• Set exercise
Which lines hold the word "background"? Copy each of them.

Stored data
○ ○ ○ ○ ○

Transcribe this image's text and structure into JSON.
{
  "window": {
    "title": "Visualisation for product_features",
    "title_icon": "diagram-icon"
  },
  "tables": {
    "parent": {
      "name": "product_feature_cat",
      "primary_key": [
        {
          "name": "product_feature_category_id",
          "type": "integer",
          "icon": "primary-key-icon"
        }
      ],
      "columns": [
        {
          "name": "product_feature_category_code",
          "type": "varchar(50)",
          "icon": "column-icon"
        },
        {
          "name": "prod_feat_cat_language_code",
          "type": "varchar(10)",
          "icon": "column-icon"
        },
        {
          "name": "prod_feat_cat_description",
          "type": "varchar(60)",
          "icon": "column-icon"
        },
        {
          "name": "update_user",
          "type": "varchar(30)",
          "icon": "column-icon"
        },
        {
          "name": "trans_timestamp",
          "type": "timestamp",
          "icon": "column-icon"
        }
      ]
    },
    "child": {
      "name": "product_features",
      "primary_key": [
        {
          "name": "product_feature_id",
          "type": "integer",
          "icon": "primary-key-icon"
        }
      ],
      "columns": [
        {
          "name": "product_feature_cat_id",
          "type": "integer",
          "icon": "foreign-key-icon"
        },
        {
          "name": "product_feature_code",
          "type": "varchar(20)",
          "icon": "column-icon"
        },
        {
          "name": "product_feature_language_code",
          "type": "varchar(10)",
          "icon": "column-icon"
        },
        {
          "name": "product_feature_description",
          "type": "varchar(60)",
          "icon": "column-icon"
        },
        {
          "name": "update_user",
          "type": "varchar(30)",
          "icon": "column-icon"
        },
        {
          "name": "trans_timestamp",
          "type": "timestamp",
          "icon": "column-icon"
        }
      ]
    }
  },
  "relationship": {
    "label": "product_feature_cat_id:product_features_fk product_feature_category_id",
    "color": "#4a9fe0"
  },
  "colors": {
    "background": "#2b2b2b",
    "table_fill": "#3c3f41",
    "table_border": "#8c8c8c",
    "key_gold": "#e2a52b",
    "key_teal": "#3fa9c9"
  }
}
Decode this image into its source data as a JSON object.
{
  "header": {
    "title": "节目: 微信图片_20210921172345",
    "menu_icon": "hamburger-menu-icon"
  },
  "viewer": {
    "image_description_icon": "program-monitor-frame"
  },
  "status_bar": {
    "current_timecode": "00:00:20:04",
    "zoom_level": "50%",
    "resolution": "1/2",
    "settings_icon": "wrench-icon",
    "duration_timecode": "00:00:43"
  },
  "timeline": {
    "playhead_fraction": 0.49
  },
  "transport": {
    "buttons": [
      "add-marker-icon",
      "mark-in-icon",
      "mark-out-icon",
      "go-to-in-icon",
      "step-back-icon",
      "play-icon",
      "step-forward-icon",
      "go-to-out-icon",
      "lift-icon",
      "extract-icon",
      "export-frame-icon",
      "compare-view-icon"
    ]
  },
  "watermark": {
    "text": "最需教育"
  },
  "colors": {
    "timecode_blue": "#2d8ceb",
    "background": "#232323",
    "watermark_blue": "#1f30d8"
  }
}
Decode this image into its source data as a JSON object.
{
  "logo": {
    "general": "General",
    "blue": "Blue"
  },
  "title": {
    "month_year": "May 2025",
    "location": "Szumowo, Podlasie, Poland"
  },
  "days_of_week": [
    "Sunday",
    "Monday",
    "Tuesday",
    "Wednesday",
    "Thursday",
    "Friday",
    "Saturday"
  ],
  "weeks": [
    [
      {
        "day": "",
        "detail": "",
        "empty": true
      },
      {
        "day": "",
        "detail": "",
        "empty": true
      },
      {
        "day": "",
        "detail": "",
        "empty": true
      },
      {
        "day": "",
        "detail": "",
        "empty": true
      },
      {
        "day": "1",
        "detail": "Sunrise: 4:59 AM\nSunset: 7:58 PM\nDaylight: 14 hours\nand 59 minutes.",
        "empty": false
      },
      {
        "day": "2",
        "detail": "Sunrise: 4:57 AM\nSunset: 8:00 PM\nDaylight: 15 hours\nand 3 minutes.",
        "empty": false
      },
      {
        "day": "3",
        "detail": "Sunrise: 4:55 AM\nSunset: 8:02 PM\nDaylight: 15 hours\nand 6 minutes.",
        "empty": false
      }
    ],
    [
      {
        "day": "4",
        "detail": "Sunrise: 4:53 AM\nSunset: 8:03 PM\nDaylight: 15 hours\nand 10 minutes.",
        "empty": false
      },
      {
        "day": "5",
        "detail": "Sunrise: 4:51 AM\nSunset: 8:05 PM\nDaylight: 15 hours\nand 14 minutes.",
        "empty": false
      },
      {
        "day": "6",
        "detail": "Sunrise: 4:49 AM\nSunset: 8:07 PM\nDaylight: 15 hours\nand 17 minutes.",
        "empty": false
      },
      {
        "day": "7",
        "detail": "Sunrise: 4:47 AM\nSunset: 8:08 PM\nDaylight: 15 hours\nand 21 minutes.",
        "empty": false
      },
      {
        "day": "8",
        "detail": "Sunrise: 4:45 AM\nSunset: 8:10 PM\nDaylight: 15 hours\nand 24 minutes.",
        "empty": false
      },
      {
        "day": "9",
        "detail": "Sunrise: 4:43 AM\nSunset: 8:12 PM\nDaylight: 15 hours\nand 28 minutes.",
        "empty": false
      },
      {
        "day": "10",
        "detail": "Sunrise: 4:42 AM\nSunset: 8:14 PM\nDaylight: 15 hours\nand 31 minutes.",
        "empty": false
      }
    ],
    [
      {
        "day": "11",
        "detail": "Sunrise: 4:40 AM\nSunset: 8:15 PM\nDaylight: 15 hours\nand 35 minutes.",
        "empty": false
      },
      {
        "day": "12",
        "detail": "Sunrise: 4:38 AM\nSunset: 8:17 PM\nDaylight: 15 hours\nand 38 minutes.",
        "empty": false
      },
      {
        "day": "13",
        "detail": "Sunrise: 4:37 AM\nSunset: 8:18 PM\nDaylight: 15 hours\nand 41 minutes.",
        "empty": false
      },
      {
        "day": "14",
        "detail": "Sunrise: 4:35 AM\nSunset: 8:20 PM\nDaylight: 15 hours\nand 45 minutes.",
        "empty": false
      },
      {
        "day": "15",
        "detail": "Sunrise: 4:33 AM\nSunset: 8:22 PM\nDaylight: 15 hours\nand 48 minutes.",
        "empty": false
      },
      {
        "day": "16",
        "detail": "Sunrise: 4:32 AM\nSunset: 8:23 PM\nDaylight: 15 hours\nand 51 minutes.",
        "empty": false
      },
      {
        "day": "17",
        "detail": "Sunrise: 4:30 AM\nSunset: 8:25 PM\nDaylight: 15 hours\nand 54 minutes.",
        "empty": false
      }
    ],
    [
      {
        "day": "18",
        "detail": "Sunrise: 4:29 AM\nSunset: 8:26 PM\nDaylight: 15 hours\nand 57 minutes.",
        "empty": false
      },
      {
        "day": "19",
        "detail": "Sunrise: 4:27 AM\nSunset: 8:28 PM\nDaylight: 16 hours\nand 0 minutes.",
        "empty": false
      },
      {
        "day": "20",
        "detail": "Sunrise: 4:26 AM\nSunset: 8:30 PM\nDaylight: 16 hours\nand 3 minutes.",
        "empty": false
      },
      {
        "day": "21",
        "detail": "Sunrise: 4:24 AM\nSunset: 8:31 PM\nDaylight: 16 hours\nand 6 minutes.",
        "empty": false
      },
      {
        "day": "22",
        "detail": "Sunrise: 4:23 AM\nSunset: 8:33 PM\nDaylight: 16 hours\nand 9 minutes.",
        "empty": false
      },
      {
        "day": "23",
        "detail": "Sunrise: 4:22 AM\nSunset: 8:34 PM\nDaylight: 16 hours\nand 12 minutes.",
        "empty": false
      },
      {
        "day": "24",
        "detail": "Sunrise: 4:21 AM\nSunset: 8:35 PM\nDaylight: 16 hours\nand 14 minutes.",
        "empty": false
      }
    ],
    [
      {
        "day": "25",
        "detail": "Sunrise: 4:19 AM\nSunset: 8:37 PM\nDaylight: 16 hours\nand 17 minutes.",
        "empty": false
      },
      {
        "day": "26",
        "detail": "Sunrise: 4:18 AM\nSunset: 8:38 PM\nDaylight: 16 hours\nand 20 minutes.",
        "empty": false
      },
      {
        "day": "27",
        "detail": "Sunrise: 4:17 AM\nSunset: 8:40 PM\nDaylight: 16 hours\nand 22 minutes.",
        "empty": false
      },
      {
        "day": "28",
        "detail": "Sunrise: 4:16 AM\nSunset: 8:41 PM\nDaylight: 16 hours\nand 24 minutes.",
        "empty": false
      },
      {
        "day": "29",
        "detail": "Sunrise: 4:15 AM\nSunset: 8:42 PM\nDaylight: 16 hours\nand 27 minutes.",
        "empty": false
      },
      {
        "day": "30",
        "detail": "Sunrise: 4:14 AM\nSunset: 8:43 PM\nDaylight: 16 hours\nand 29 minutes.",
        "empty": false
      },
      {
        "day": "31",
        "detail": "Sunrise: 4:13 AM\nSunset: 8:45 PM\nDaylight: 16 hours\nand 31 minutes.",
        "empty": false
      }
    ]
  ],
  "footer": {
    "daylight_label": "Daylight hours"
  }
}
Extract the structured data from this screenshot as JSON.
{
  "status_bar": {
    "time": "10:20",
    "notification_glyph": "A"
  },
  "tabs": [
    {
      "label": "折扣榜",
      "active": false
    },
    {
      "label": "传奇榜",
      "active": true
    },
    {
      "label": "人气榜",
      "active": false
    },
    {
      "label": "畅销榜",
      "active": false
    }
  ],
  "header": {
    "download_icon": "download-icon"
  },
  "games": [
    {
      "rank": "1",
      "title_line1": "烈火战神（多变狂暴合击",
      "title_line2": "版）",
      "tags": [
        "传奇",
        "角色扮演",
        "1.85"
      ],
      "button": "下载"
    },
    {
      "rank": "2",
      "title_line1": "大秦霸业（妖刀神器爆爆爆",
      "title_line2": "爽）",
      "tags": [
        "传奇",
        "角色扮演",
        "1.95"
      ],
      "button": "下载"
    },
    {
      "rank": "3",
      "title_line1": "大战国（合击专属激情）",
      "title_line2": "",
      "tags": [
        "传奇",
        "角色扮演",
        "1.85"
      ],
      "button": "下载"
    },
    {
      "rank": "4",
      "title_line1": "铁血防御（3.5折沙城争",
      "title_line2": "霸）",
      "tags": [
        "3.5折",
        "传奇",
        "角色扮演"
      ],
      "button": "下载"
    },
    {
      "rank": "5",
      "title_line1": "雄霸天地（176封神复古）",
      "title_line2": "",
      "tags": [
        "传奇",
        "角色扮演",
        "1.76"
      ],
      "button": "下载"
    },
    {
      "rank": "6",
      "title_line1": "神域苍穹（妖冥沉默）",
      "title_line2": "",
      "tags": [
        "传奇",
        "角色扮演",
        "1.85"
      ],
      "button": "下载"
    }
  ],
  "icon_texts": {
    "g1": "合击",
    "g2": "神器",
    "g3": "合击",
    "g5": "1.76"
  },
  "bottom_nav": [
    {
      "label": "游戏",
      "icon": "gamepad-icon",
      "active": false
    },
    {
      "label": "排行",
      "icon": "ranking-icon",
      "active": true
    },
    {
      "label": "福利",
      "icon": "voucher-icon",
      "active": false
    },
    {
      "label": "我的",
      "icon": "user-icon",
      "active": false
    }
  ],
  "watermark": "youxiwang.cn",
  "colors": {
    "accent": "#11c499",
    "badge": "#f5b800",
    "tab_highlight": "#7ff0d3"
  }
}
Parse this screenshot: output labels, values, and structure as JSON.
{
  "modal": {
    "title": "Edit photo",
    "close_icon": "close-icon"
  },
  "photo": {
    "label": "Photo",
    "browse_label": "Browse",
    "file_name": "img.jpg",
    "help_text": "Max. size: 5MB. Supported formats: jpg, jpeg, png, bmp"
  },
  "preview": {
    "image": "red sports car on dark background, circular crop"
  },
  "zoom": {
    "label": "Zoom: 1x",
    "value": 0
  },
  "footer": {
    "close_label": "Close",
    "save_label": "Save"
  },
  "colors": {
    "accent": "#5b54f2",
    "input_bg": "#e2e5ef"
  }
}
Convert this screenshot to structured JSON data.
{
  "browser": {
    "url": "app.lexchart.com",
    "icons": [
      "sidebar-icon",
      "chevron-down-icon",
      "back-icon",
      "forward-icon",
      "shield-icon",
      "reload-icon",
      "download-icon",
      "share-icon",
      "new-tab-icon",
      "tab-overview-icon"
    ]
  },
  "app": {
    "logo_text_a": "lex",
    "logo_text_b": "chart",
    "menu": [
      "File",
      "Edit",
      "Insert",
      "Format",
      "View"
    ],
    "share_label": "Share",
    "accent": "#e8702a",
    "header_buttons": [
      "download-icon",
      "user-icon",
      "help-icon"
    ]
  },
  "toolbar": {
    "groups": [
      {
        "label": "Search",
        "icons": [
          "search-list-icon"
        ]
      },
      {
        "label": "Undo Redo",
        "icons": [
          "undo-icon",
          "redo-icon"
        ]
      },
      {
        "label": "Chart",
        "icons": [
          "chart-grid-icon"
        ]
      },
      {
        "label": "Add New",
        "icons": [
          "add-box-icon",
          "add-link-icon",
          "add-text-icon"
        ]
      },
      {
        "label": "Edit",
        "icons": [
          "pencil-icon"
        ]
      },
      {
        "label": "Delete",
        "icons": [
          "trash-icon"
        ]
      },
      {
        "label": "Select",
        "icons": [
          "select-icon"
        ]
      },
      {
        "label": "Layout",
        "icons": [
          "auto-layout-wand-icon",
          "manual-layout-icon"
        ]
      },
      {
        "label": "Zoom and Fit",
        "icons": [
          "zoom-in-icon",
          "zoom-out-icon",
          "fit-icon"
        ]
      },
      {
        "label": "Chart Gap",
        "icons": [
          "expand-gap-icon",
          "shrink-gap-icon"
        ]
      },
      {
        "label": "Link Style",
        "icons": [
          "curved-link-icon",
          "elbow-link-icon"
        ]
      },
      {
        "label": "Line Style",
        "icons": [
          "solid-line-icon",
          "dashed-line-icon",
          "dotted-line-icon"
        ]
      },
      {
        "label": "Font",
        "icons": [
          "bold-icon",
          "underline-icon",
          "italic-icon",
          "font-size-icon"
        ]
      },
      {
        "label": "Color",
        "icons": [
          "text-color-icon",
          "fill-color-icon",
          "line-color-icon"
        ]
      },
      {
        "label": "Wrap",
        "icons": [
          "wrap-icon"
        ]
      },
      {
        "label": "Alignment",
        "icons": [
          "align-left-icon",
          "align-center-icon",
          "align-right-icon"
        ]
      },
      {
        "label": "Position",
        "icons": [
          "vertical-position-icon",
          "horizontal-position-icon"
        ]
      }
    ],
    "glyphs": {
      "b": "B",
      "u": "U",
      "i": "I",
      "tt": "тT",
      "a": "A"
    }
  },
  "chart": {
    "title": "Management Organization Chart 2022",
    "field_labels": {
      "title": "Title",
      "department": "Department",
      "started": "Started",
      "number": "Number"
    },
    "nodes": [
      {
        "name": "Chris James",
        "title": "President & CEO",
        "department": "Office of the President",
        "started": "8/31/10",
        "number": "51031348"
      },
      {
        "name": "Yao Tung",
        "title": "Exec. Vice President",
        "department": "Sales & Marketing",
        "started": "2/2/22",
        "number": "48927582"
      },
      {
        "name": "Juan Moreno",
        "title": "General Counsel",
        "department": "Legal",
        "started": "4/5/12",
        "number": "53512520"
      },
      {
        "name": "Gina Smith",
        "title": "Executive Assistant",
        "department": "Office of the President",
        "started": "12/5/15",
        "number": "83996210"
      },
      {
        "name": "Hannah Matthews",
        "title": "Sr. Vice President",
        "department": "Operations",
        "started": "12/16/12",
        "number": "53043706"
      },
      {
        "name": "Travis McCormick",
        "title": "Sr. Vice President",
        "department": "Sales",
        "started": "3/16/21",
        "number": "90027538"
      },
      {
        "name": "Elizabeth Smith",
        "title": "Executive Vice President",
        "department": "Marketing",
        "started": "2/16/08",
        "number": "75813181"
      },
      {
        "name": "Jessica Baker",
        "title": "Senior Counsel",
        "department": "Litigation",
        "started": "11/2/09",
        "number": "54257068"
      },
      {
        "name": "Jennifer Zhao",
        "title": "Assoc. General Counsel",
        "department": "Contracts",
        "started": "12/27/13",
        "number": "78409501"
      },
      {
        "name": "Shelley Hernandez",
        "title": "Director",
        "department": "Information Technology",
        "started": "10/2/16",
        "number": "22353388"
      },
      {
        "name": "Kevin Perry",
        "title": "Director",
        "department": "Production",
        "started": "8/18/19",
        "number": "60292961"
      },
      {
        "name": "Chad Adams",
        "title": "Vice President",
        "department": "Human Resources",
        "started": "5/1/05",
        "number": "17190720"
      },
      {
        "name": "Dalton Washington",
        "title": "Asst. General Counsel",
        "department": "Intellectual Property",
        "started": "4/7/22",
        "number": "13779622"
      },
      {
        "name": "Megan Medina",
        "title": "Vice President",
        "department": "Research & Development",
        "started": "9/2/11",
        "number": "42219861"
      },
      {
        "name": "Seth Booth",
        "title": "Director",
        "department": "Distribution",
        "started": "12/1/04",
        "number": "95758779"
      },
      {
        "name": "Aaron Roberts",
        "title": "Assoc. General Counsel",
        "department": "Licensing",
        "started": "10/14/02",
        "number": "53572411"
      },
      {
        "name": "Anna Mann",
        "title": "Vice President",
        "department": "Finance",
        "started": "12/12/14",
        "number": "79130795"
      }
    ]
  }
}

○ ○ ○ ○ ○

• Full answer
    "background": "#2b2b2b",
    "background": "#232323",
    "image": "red sports car on dark background, circular crop"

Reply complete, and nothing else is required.